» **Given problem**
Copy every line with the string "this" in it.

-- Start Given entries --

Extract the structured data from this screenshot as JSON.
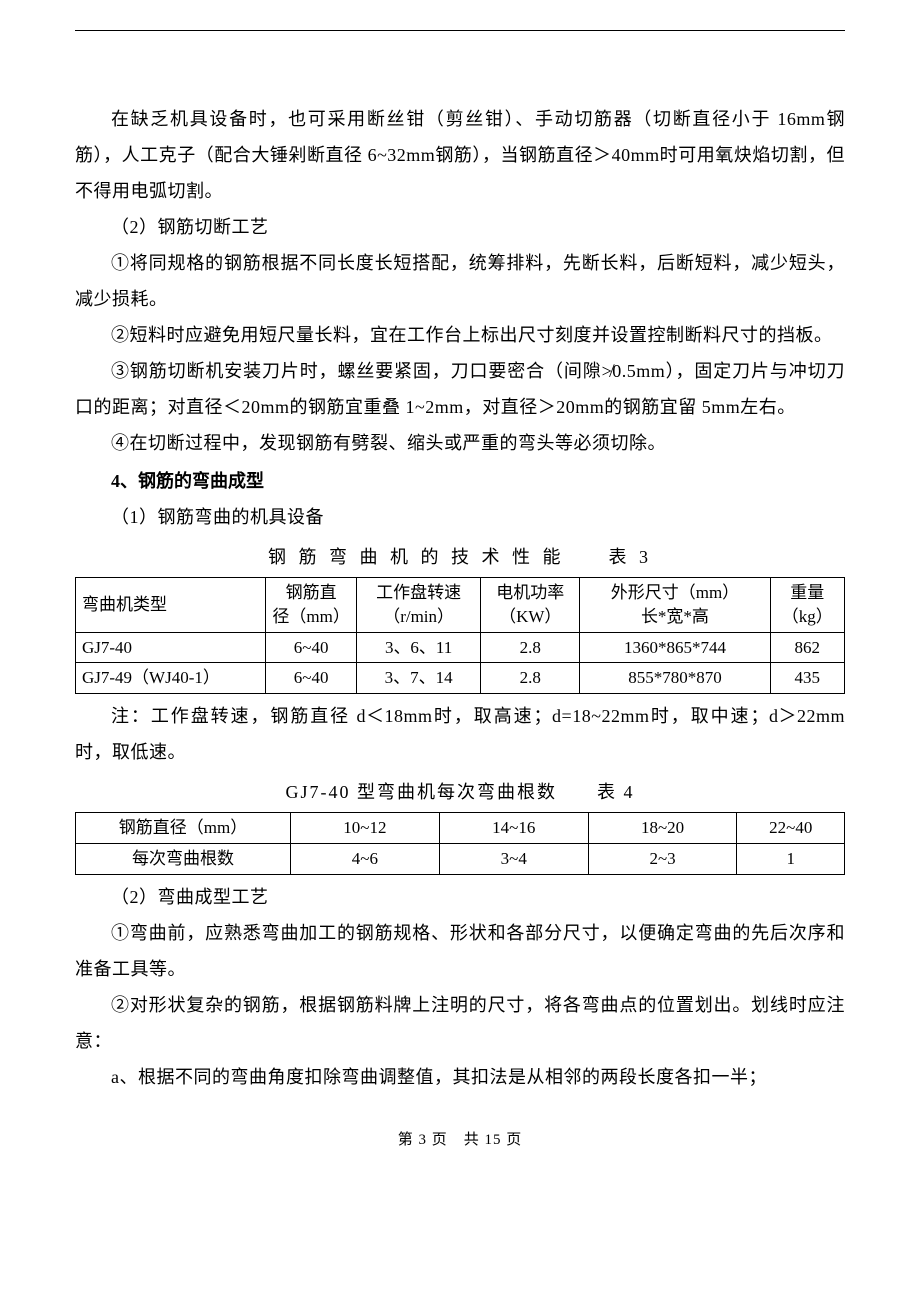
{
  "paragraphs": {
    "p1": "在缺乏机具设备时，也可采用断丝钳（剪丝钳）、手动切筋器（切断直径小于 16mm钢筋），人工克子（配合大锤剁断直径 6~32mm钢筋），当钢筋直径＞40mm时可用氧炔焰切割，但不得用电弧切割。",
    "p2": "（2）钢筋切断工艺",
    "p3": "①将同规格的钢筋根据不同长度长短搭配，统筹排料，先断长料，后断短料，减少短头，减少损耗。",
    "p4": "②短料时应避免用短尺量长料，宜在工作台上标出尺寸刻度并设置控制断料尺寸的挡板。",
    "p5": "③钢筋切断机安装刀片时，螺丝要紧固，刀口要密合（间隙≯0.5mm），固定刀片与冲切刀口的距离；对直径＜20mm的钢筋宜重叠 1~2mm，对直径＞20mm的钢筋宜留 5mm左右。",
    "p6": "④在切断过程中，发现钢筋有劈裂、缩头或严重的弯头等必须切除。",
    "h4": "4、钢筋的弯曲成型",
    "p7": "（1）钢筋弯曲的机具设备",
    "t3cap": "钢 筋 弯 曲 机 的 技 术 性 能　　表 3",
    "note1": "注：工作盘转速，钢筋直径 d＜18mm时，取高速；d=18~22mm时，取中速；d＞22mm时，取低速。",
    "t4cap": "GJ7-40 型弯曲机每次弯曲根数　　表 4",
    "p8": "（2）弯曲成型工艺",
    "p9": "①弯曲前，应熟悉弯曲加工的钢筋规格、形状和各部分尺寸，以便确定弯曲的先后次序和准备工具等。",
    "p10": "②对形状复杂的钢筋，根据钢筋料牌上注明的尺寸，将各弯曲点的位置划出。划线时应注意：",
    "p11": "a、根据不同的弯曲角度扣除弯曲调整值，其扣法是从相邻的两段长度各扣一半；"
  },
  "table3": {
    "headers": {
      "c0": "弯曲机类型",
      "c1a": "钢筋直",
      "c1b": "径（mm）",
      "c2a": "工作盘转速",
      "c2b": "（r/min）",
      "c3a": "电机功率",
      "c3b": "（KW）",
      "c4a": "外形尺寸（mm）",
      "c4b": "长*宽*高",
      "c5a": "重量",
      "c5b": "（kg）"
    },
    "rows": [
      {
        "c0": "GJ7-40",
        "c1": "6~40",
        "c2": "3、6、11",
        "c3": "2.8",
        "c4": "1360*865*744",
        "c5": "862"
      },
      {
        "c0": "GJ7-49（WJ40-1）",
        "c1": "6~40",
        "c2": "3、7、14",
        "c3": "2.8",
        "c4": "855*780*870",
        "c5": "435"
      }
    ],
    "colwidths": [
      "23%",
      "11%",
      "15%",
      "12%",
      "23%",
      "9%"
    ]
  },
  "table4": {
    "rows": [
      {
        "c0": "钢筋直径（mm）",
        "c1": "10~12",
        "c2": "14~16",
        "c3": "18~20",
        "c4": "22~40"
      },
      {
        "c0": "每次弯曲根数",
        "c1": "4~6",
        "c2": "3~4",
        "c3": "2~3",
        "c4": "1"
      }
    ],
    "colwidths": [
      "26%",
      "18%",
      "18%",
      "18%",
      "13%"
    ]
  },
  "footer": {
    "text": "第 3 页　共 15 页"
  }
}
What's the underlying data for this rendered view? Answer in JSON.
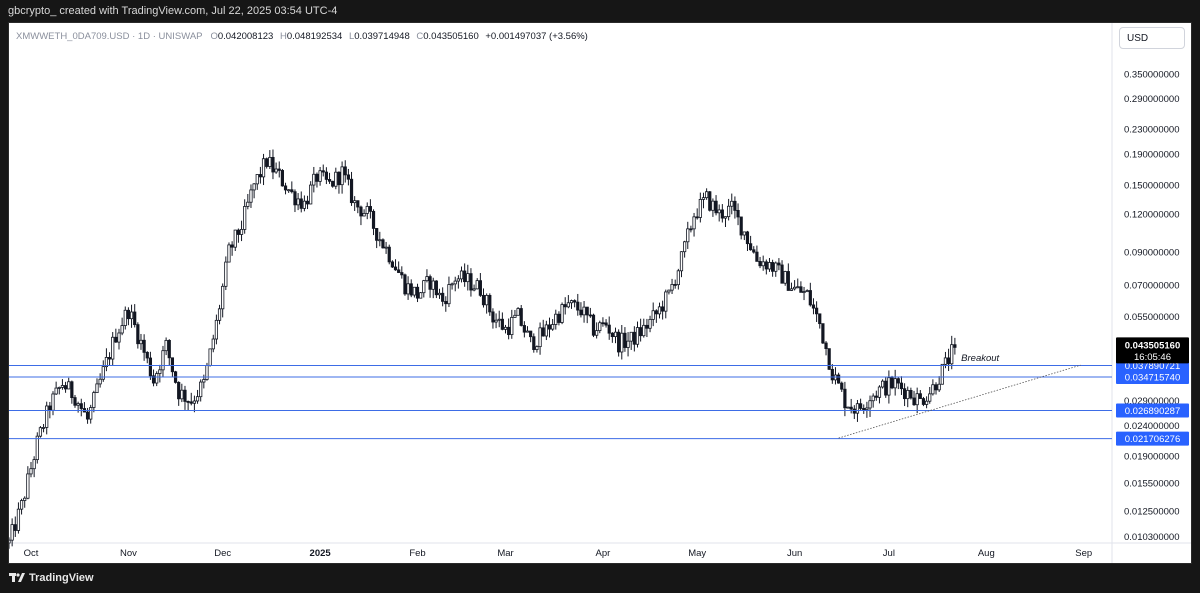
{
  "header": {
    "caption": "gbcrypto_ created with TradingView.com, Jul 22, 2025 03:54 UTC-4"
  },
  "legend": {
    "symbol": "XMWWETH_0DA709.USD · 1D · UNISWAP",
    "open_key": "O",
    "open": "0.042008123",
    "high_key": "H",
    "high": "0.048192534",
    "low_key": "L",
    "low": "0.039714948",
    "close_key": "C",
    "close": "0.043505160",
    "change": "+0.001497037 (+3.56%)"
  },
  "currency_button": "USD",
  "footer": {
    "brand": "TradingView",
    "logo_icon": "tradingview-logo-icon"
  },
  "colors": {
    "candle": "#131722",
    "level_line": "#3d6ce6",
    "label_bg": "#2962ff",
    "price_bg": "#000000"
  },
  "chart_data": {
    "type": "candlestick",
    "title": "",
    "y_scale": "log",
    "ylim": [
      0.0098,
      0.41
    ],
    "x_range": [
      "2024-09-24",
      "2025-09-10"
    ],
    "y_ticks": [
      "0.350000000",
      "0.290000000",
      "0.230000000",
      "0.190000000",
      "0.150000000",
      "0.120000000",
      "0.090000000",
      "0.070000000",
      "0.055000000",
      "0.029000000",
      "0.024000000",
      "0.019000000",
      "0.015500000",
      "0.012500000",
      "0.010300000"
    ],
    "x_ticks": [
      {
        "label": "Oct",
        "date": "2024-10-01"
      },
      {
        "label": "Nov",
        "date": "2024-11-01"
      },
      {
        "label": "Dec",
        "date": "2024-12-01"
      },
      {
        "label": "2025",
        "date": "2025-01-01"
      },
      {
        "label": "Feb",
        "date": "2025-02-01"
      },
      {
        "label": "Mar",
        "date": "2025-03-01"
      },
      {
        "label": "Apr",
        "date": "2025-04-01"
      },
      {
        "label": "May",
        "date": "2025-05-01"
      },
      {
        "label": "Jun",
        "date": "2025-06-01"
      },
      {
        "label": "Jul",
        "date": "2025-07-01"
      },
      {
        "label": "Aug",
        "date": "2025-08-01"
      },
      {
        "label": "Sep",
        "date": "2025-09-01"
      }
    ],
    "levels": [
      {
        "value": 0.037890721,
        "label": "0.037890721"
      },
      {
        "value": 0.03471574,
        "label": "0.034715740"
      },
      {
        "value": 0.026890287,
        "label": "0.026890287"
      },
      {
        "value": 0.021706276,
        "label": "0.021706276"
      }
    ],
    "last_price": {
      "value": 0.04350516,
      "label": "0.043505160",
      "countdown": "16:05:46"
    },
    "trendline": {
      "from": {
        "date": "2025-06-15",
        "value": 0.0218
      },
      "to": {
        "date": "2025-08-31",
        "value": 0.038
      }
    },
    "annotation": {
      "text": "Breakout",
      "date": "2025-07-24",
      "value": 0.0392
    },
    "path": [
      [
        "2024-09-24",
        0.0098
      ],
      [
        "2024-09-28",
        0.013
      ],
      [
        "2024-10-03",
        0.021
      ],
      [
        "2024-10-07",
        0.028
      ],
      [
        "2024-10-11",
        0.033
      ],
      [
        "2024-10-15",
        0.03
      ],
      [
        "2024-10-19",
        0.025
      ],
      [
        "2024-10-24",
        0.036
      ],
      [
        "2024-10-28",
        0.048
      ],
      [
        "2024-11-01",
        0.058
      ],
      [
        "2024-11-05",
        0.045
      ],
      [
        "2024-11-09",
        0.034
      ],
      [
        "2024-11-13",
        0.044
      ],
      [
        "2024-11-17",
        0.031
      ],
      [
        "2024-11-21",
        0.029
      ],
      [
        "2024-11-25",
        0.033
      ],
      [
        "2024-11-29",
        0.052
      ],
      [
        "2024-12-03",
        0.09
      ],
      [
        "2024-12-07",
        0.11
      ],
      [
        "2024-12-11",
        0.15
      ],
      [
        "2024-12-15",
        0.18
      ],
      [
        "2024-12-19",
        0.16
      ],
      [
        "2024-12-23",
        0.14
      ],
      [
        "2024-12-27",
        0.13
      ],
      [
        "2024-12-31",
        0.16
      ],
      [
        "2025-01-04",
        0.15
      ],
      [
        "2025-01-08",
        0.165
      ],
      [
        "2025-01-12",
        0.13
      ],
      [
        "2025-01-16",
        0.12
      ],
      [
        "2025-01-20",
        0.1
      ],
      [
        "2025-01-24",
        0.085
      ],
      [
        "2025-01-28",
        0.07
      ],
      [
        "2025-02-01",
        0.065
      ],
      [
        "2025-02-05",
        0.072
      ],
      [
        "2025-02-09",
        0.062
      ],
      [
        "2025-02-13",
        0.074
      ],
      [
        "2025-02-17",
        0.072
      ],
      [
        "2025-02-21",
        0.068
      ],
      [
        "2025-02-25",
        0.055
      ],
      [
        "2025-03-01",
        0.05
      ],
      [
        "2025-03-05",
        0.055
      ],
      [
        "2025-03-09",
        0.045
      ],
      [
        "2025-03-13",
        0.048
      ],
      [
        "2025-03-17",
        0.055
      ],
      [
        "2025-03-21",
        0.06
      ],
      [
        "2025-03-25",
        0.058
      ],
      [
        "2025-03-29",
        0.05
      ],
      [
        "2025-04-02",
        0.052
      ],
      [
        "2025-04-06",
        0.045
      ],
      [
        "2025-04-10",
        0.046
      ],
      [
        "2025-04-14",
        0.05
      ],
      [
        "2025-04-18",
        0.056
      ],
      [
        "2025-04-22",
        0.065
      ],
      [
        "2025-04-26",
        0.085
      ],
      [
        "2025-04-30",
        0.12
      ],
      [
        "2025-05-04",
        0.135
      ],
      [
        "2025-05-08",
        0.12
      ],
      [
        "2025-05-12",
        0.125
      ],
      [
        "2025-05-16",
        0.105
      ],
      [
        "2025-05-20",
        0.085
      ],
      [
        "2025-05-24",
        0.082
      ],
      [
        "2025-05-28",
        0.075
      ],
      [
        "2025-06-01",
        0.068
      ],
      [
        "2025-06-05",
        0.065
      ],
      [
        "2025-06-09",
        0.052
      ],
      [
        "2025-06-13",
        0.036
      ],
      [
        "2025-06-17",
        0.029
      ],
      [
        "2025-06-21",
        0.027
      ],
      [
        "2025-06-25",
        0.03
      ],
      [
        "2025-06-29",
        0.032
      ],
      [
        "2025-07-03",
        0.033
      ],
      [
        "2025-07-07",
        0.031
      ],
      [
        "2025-07-11",
        0.029
      ],
      [
        "2025-07-15",
        0.032
      ],
      [
        "2025-07-19",
        0.038
      ],
      [
        "2025-07-22",
        0.0435
      ]
    ]
  }
}
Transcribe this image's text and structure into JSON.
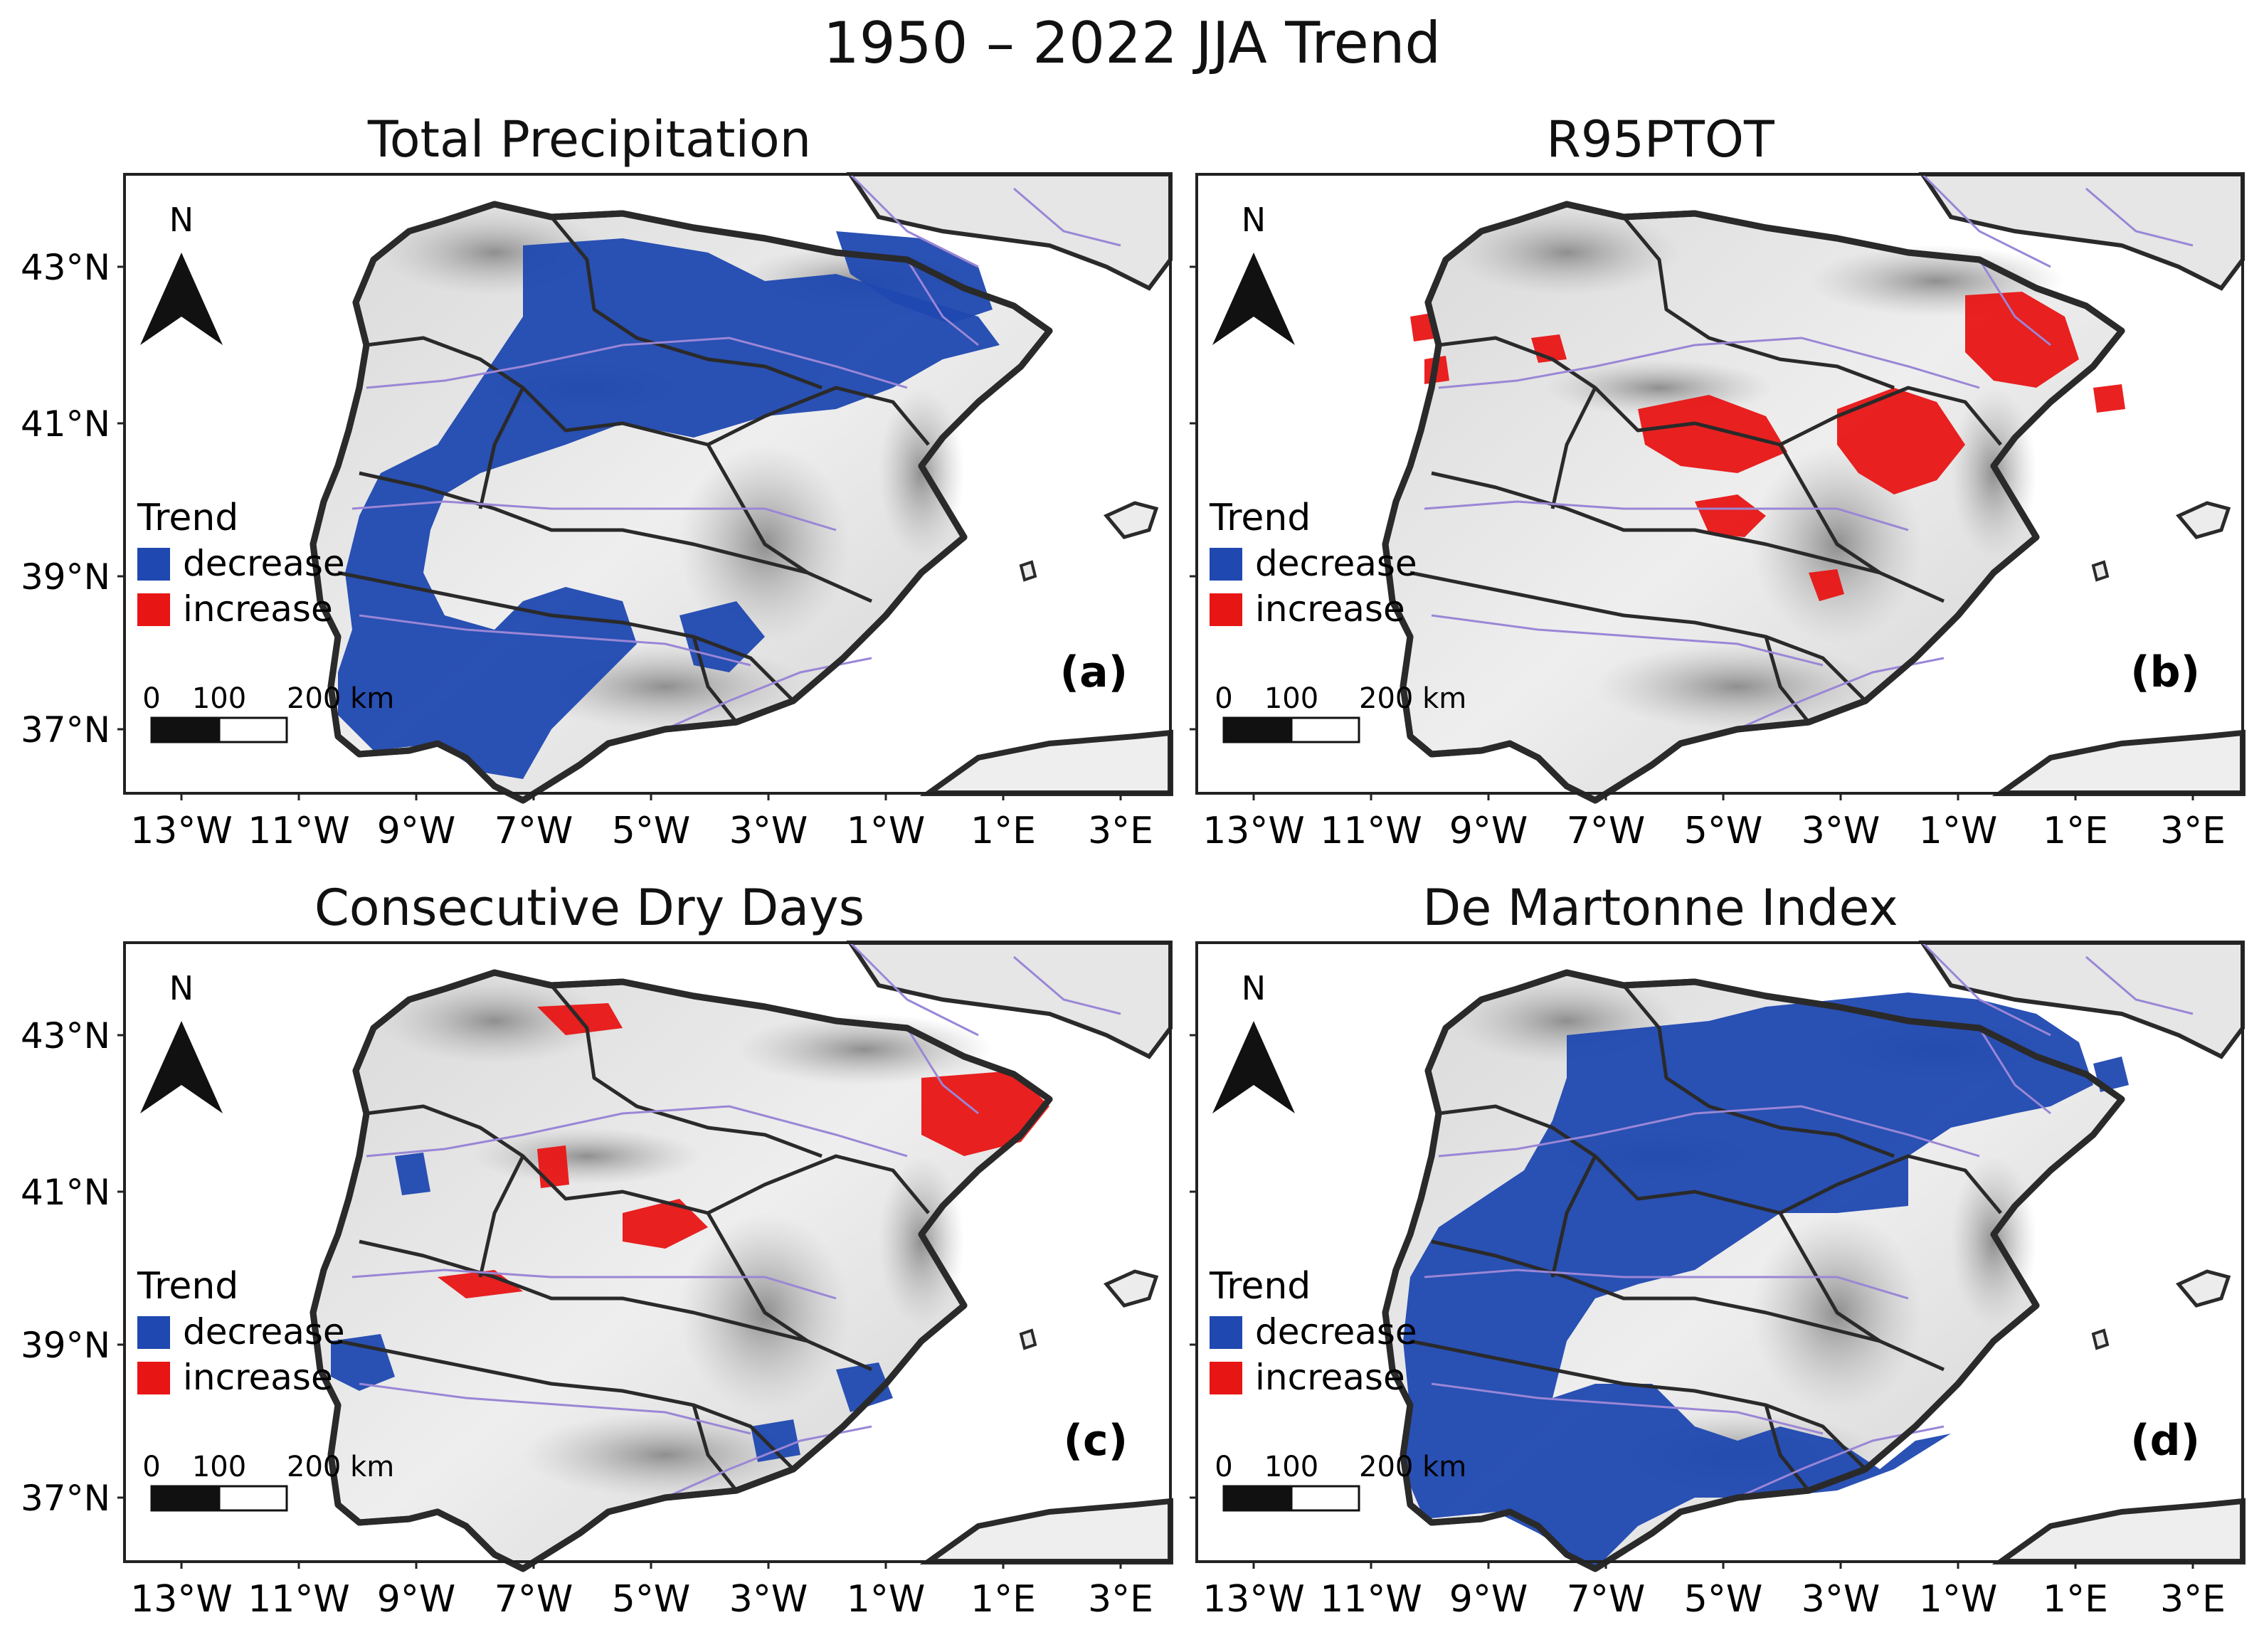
{
  "title": "1950 – 2022 JJA Trend",
  "panels": [
    {
      "id": "a",
      "title": "Total Precipitation",
      "letter": "(a)"
    },
    {
      "id": "b",
      "title": "R95PTOT",
      "letter": "(b)"
    },
    {
      "id": "c",
      "title": "Consecutive Dry Days",
      "letter": "(c)"
    },
    {
      "id": "d",
      "title": "De Martonne Index",
      "letter": "(d)"
    }
  ],
  "legend": {
    "title": "Trend",
    "items": [
      {
        "label": "decrease",
        "color": "#1f48b0"
      },
      {
        "label": "increase",
        "color": "#e81515"
      }
    ]
  },
  "scale_bar": {
    "labels": [
      "0",
      "100",
      "200 km"
    ]
  },
  "north_arrow": "N",
  "lat_labels": [
    "43°N",
    "41°N",
    "39°N",
    "37°N"
  ],
  "lon_labels": [
    "13°W",
    "11°W",
    "9°W",
    "7°W",
    "5°W",
    "3°W",
    "1°W",
    "1°E",
    "3°E"
  ],
  "colors": {
    "decrease": "#1f48b0",
    "increase": "#e81515",
    "frame": "#222222",
    "river": "#9a86d6",
    "border": "#2a2a2a"
  }
}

-- End Given entries --

» **The solution**
Extract the structured data from this screenshot as JSON.
What's the underlying data for this rendered view? Answer in JSON.
Transcribe this image's text and structure into JSON.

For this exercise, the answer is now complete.